#### Record list ####

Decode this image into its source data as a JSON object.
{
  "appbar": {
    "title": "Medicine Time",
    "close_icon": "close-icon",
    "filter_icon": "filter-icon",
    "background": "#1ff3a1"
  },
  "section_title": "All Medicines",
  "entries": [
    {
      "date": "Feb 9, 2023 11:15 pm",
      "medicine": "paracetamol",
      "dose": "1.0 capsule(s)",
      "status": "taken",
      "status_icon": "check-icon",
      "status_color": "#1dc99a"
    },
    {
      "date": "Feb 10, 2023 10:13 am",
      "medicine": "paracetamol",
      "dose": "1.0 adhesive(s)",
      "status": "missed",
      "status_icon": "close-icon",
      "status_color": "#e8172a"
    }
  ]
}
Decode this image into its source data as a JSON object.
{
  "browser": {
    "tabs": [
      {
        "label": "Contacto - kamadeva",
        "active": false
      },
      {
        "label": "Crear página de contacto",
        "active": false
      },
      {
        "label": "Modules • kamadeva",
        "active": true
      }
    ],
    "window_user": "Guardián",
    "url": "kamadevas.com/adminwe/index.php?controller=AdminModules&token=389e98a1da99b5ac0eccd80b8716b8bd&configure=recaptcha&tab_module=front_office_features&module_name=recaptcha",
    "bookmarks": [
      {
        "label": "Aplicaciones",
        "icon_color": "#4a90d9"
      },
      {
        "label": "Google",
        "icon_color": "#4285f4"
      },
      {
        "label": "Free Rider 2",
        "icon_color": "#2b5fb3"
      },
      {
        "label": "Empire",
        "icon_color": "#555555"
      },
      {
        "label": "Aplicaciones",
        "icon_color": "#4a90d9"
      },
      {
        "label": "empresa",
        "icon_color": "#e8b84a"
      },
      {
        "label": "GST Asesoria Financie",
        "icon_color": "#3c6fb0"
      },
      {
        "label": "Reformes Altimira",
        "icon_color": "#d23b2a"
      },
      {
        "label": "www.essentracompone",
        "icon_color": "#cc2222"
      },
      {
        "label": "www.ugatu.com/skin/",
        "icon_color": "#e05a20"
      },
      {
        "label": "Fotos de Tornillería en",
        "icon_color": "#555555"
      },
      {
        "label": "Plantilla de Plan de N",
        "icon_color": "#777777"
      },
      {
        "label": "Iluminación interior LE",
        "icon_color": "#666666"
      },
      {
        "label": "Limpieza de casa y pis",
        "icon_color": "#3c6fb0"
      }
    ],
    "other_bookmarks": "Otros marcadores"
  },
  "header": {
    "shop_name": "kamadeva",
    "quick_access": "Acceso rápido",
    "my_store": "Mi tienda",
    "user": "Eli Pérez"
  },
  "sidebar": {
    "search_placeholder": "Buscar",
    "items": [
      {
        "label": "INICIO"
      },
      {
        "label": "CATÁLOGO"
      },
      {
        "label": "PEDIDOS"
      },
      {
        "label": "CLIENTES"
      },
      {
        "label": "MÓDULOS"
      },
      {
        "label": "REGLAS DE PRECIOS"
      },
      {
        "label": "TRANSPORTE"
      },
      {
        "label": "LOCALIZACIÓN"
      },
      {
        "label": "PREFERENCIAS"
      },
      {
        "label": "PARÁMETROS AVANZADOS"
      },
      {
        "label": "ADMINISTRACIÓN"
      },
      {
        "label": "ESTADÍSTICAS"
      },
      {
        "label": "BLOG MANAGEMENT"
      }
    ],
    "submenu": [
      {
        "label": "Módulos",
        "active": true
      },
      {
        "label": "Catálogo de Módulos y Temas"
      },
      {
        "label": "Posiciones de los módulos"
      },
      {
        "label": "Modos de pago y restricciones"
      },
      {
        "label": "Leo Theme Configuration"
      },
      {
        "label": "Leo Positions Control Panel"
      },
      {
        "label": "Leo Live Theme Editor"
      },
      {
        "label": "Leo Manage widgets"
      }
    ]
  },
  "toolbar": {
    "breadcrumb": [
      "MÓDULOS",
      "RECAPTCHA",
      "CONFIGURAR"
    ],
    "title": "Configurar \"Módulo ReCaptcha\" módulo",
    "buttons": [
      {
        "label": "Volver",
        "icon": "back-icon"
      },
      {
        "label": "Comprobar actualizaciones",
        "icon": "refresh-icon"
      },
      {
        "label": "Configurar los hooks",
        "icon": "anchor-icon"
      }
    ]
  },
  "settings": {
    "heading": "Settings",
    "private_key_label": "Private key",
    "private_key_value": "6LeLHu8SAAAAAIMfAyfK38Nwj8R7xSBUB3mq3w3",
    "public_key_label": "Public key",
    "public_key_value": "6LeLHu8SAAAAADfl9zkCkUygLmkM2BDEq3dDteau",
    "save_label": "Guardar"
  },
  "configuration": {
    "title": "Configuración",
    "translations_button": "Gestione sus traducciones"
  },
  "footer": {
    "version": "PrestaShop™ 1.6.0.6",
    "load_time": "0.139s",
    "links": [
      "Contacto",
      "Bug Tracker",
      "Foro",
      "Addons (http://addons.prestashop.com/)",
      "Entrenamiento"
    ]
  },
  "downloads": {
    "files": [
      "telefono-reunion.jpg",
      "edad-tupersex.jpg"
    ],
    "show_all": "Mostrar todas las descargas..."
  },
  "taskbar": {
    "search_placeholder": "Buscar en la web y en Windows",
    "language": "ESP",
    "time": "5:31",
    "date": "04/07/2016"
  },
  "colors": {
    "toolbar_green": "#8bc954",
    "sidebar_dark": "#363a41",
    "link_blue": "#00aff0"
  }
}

####

- **To do**: Set down the entries above again, word for word.

- **Reply**:
Decode this image into its source data as a JSON object.
{
  "appbar": {
    "title": "Medicine Time",
    "close_icon": "close-icon",
    "filter_icon": "filter-icon",
    "background": "#1ff3a1"
  },
  "section_title": "All Medicines",
  "entries": [
    {
      "date": "Feb 9, 2023 11:15 pm",
      "medicine": "paracetamol",
      "dose": "1.0 capsule(s)",
      "status": "taken",
      "status_icon": "check-icon",
      "status_color": "#1dc99a"
    },
    {
      "date": "Feb 10, 2023 10:13 am",
      "medicine": "paracetamol",
      "dose": "1.0 adhesive(s)",
      "status": "missed",
      "status_icon": "close-icon",
      "status_color": "#e8172a"
    }
  ]
}
Decode this image into its source data as a JSON object.
{
  "browser": {
    "tabs": [
      {
        "label": "Contacto - kamadeva",
        "active": false
      },
      {
        "label": "Crear página de contacto",
        "active": false
      },
      {
        "label": "Modules • kamadeva",
        "active": true
      }
    ],
    "window_user": "Guardián",
    "url": "kamadevas.com/adminwe/index.php?controller=AdminModules&token=389e98a1da99b5ac0eccd80b8716b8bd&configure=recaptcha&tab_module=front_office_features&module_name=recaptcha",
    "bookmarks": [
      {
        "label": "Aplicaciones",
        "icon_color": "#4a90d9"
      },
      {
        "label": "Google",
        "icon_color": "#4285f4"
      },
      {
        "label": "Free Rider 2",
        "icon_color": "#2b5fb3"
      },
      {
        "label": "Empire",
        "icon_color": "#555555"
      },
      {
        "label": "Aplicaciones",
        "icon_color": "#4a90d9"
      },
      {
        "label": "empresa",
        "icon_color": "#e8b84a"
      },
      {
        "label": "GST Asesoria Financie",
        "icon_color": "#3c6fb0"
      },
      {
        "label": "Reformes Altimira",
        "icon_color": "#d23b2a"
      },
      {
        "label": "www.essentracompone",
        "icon_color": "#cc2222"
      },
      {
        "label": "www.ugatu.com/skin/",
        "icon_color": "#e05a20"
      },
      {
        "label": "Fotos de Tornillería en",
        "icon_color": "#555555"
      },
      {
        "label": "Plantilla de Plan de N",
        "icon_color": "#777777"
      },
      {
        "label": "Iluminación interior LE",
        "icon_color": "#666666"
      },
      {
        "label": "Limpieza de casa y pis",
        "icon_color": "#3c6fb0"
      }
    ],
    "other_bookmarks": "Otros marcadores"
  },
  "header": {
    "shop_name": "kamadeva",
    "quick_access": "Acceso rápido",
    "my_store": "Mi tienda",
    "user": "Eli Pérez"
  },
  "sidebar": {
    "search_placeholder": "Buscar",
    "items": [
      {
        "label": "INICIO"
      },
      {
        "label": "CATÁLOGO"
      },
      {
        "label": "PEDIDOS"
      },
      {
        "label": "CLIENTES"
      },
      {
        "label": "MÓDULOS"
      },
      {
        "label": "REGLAS DE PRECIOS"
      },
      {
        "label": "TRANSPORTE"
      },
      {
        "label": "LOCALIZACIÓN"
      },
      {
        "label": "PREFERENCIAS"
      },
      {
        "label": "PARÁMETROS AVANZADOS"
      },
      {
        "label": "ADMINISTRACIÓN"
      },
      {
        "label": "ESTADÍSTICAS"
      },
      {
        "label": "BLOG MANAGEMENT"
      }
    ],
    "submenu": [
      {
        "label": "Módulos",
        "active": true
      },
      {
        "label": "Catálogo de Módulos y Temas"
      },
      {
        "label": "Posiciones de los módulos"
      },
      {
        "label": "Modos de pago y restricciones"
      },
      {
        "label": "Leo Theme Configuration"
      },
      {
        "label": "Leo Positions Control Panel"
      },
      {
        "label": "Leo Live Theme Editor"
      },
      {
        "label": "Leo Manage widgets"
      }
    ]
  },
  "toolbar": {
    "breadcrumb": [
      "MÓDULOS",
      "RECAPTCHA",
      "CONFIGURAR"
    ],
    "title": "Configurar \"Módulo ReCaptcha\" módulo",
    "buttons": [
      {
        "label": "Volver",
        "icon": "back-icon"
      },
      {
        "label": "Comprobar actualizaciones",
        "icon": "refresh-icon"
      },
      {
        "label": "Configurar los hooks",
        "icon": "anchor-icon"
      }
    ]
  },
  "settings": {
    "heading": "Settings",
    "private_key_label": "Private key",
    "private_key_value": "6LeLHu8SAAAAAIMfAyfK38Nwj8R7xSBUB3mq3w3",
    "public_key_label": "Public key",
    "public_key_value": "6LeLHu8SAAAAADfl9zkCkUygLmkM2BDEq3dDteau",
    "save_label": "Guardar"
  },
  "configuration": {
    "title": "Configuración",
    "translations_button": "Gestione sus traducciones"
  },
  "footer": {
    "version": "PrestaShop™ 1.6.0.6",
    "load_time": "0.139s",
    "links": [
      "Contacto",
      "Bug Tracker",
      "Foro",
      "Addons (http://addons.prestashop.com/)",
      "Entrenamiento"
    ]
  },
  "downloads": {
    "files": [
      "telefono-reunion.jpg",
      "edad-tupersex.jpg"
    ],
    "show_all": "Mostrar todas las descargas..."
  },
  "taskbar": {
    "search_placeholder": "Buscar en la web y en Windows",
    "language": "ESP",
    "time": "5:31",
    "date": "04/07/2016"
  },
  "colors": {
    "toolbar_green": "#8bc954",
    "sidebar_dark": "#363a41",
    "link_blue": "#00aff0"
  }
}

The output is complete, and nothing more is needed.